Start of EXERCISE DATA

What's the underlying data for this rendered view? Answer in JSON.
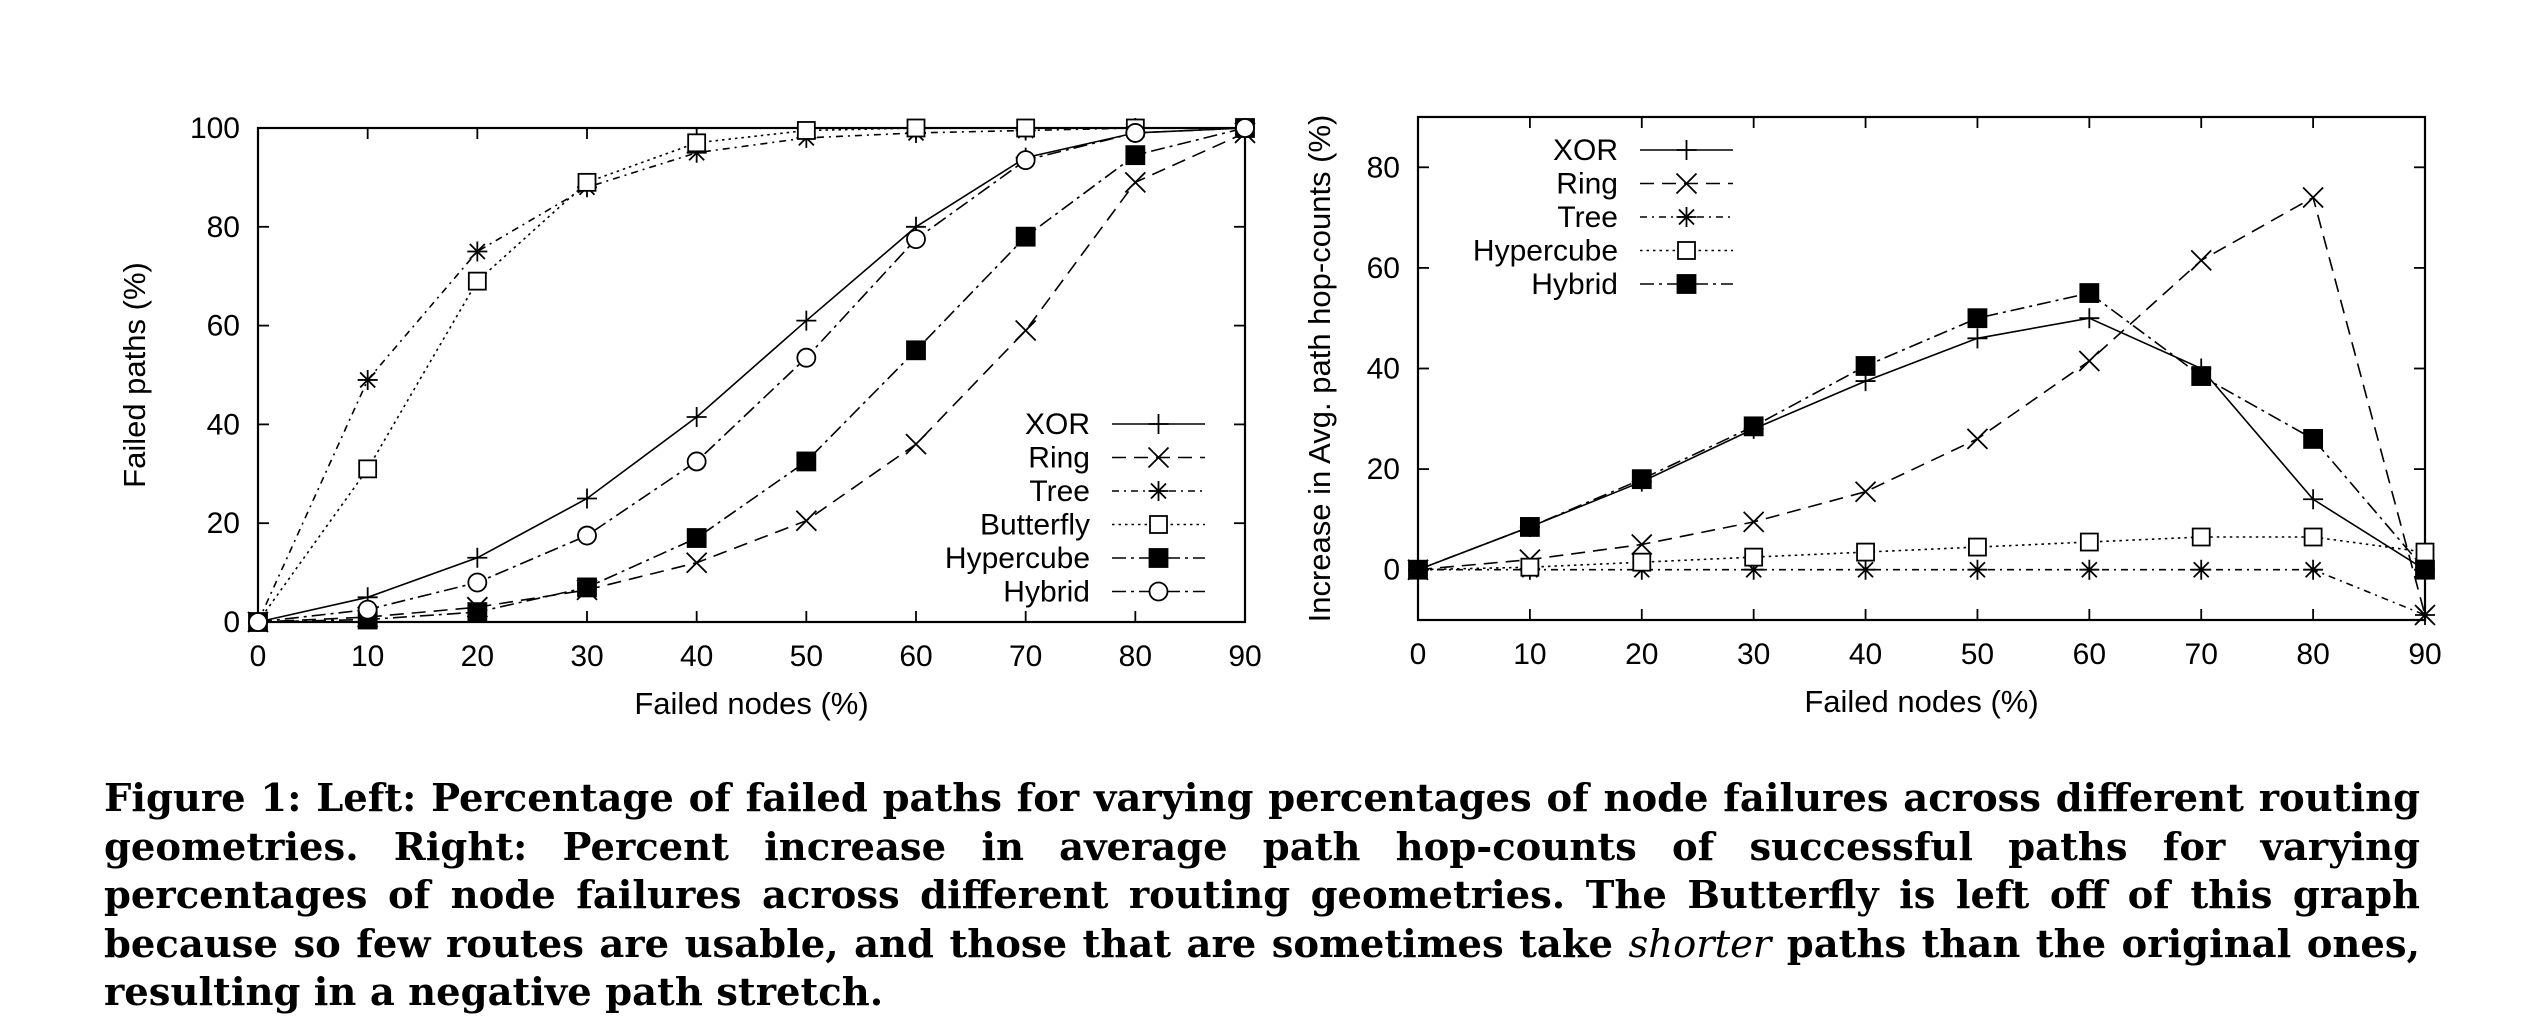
{
  "chart_data": [
    {
      "type": "line",
      "xlabel": "Failed nodes (%)",
      "ylabel": "Failed paths (%)",
      "xlim": [
        0,
        90
      ],
      "ylim": [
        0,
        100
      ],
      "xticks": [
        "0",
        "10",
        "20",
        "30",
        "40",
        "50",
        "60",
        "70",
        "80",
        "90"
      ],
      "yticks": [
        "0",
        "20",
        "40",
        "60",
        "80",
        "100"
      ],
      "grid": false,
      "legend": "bottom-right",
      "x": [
        0,
        10,
        20,
        30,
        40,
        50,
        60,
        70,
        80,
        90
      ],
      "series": [
        {
          "name": "XOR",
          "marker": "plus",
          "dash": "solid",
          "values": [
            0,
            5,
            13,
            25,
            41.5,
            61,
            80,
            94,
            99,
            100
          ]
        },
        {
          "name": "Ring",
          "marker": "cross",
          "dash": "dashed",
          "values": [
            0,
            1,
            3,
            6.5,
            12,
            20.5,
            36,
            59,
            89,
            99
          ]
        },
        {
          "name": "Tree",
          "marker": "star",
          "dash": "dotted-dash",
          "values": [
            0,
            49,
            75,
            88,
            95,
            98,
            99,
            99.5,
            100,
            100
          ]
        },
        {
          "name": "Butterfly",
          "marker": "square",
          "dash": "dotted",
          "values": [
            0,
            31,
            69,
            89,
            97,
            99.5,
            100,
            100,
            100,
            100
          ]
        },
        {
          "name": "Hypercube",
          "marker": "filled-square",
          "dash": "dash-dot",
          "values": [
            0,
            0.5,
            2,
            7,
            17,
            32.5,
            55,
            78,
            94.5,
            100
          ]
        },
        {
          "name": "Hybrid",
          "marker": "circle",
          "dash": "dash-dot",
          "values": [
            0,
            2.5,
            8,
            17.5,
            32.5,
            53.5,
            77.5,
            93.5,
            99,
            100
          ]
        }
      ]
    },
    {
      "type": "line",
      "xlabel": "Failed nodes (%)",
      "ylabel": "Increase in Avg. path hop-counts (%)",
      "xlim": [
        0,
        90
      ],
      "ylim": [
        -10,
        90
      ],
      "xticks": [
        "0",
        "10",
        "20",
        "30",
        "40",
        "50",
        "60",
        "70",
        "80",
        "90"
      ],
      "yticks": [
        "0",
        "20",
        "40",
        "60",
        "80"
      ],
      "grid": false,
      "legend": "top-left",
      "x": [
        0,
        10,
        20,
        30,
        40,
        50,
        60,
        70,
        80,
        90
      ],
      "series": [
        {
          "name": "XOR",
          "marker": "plus",
          "dash": "solid",
          "values": [
            0,
            8.5,
            17.5,
            28,
            37.5,
            46,
            50,
            40,
            14,
            0
          ]
        },
        {
          "name": "Ring",
          "marker": "cross",
          "dash": "dashed",
          "values": [
            0,
            2,
            5,
            9.5,
            15.5,
            26,
            41.5,
            61.5,
            74,
            -9
          ]
        },
        {
          "name": "Tree",
          "marker": "star",
          "dash": "dotted-dash",
          "values": [
            0,
            0,
            0,
            0,
            0,
            0,
            0,
            0,
            0,
            -9
          ]
        },
        {
          "name": "Hypercube",
          "marker": "square",
          "dash": "dotted",
          "values": [
            0,
            0.5,
            1.5,
            2.5,
            3.5,
            4.5,
            5.5,
            6.5,
            6.5,
            3.5
          ]
        },
        {
          "name": "Hybrid",
          "marker": "filled-square",
          "dash": "dash-dot",
          "values": [
            0,
            8.5,
            18,
            28.5,
            40.5,
            50,
            55,
            38.5,
            26,
            0
          ]
        }
      ]
    }
  ],
  "caption": {
    "part1": "Figure 1: Left: Percentage of failed paths for varying percentages of node failures across different routing geometries. Right: Percent increase in average path hop-counts of successful paths for varying percentages of node failures across different routing geometries. The Butterfly is left off of this graph because so few routes are usable, and those that are sometimes take ",
    "emphasis": "shorter",
    "part2": " paths than the original ones, resulting in a negative path stretch."
  },
  "colors": {
    "ink": "#000000",
    "background": "#ffffff"
  }
}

End of EXERCISE DATA

## DIRECTION
In the records above, tally the lines where the word "left" appears, and give the number and nothing else.

## REPLY TO THE TASK
2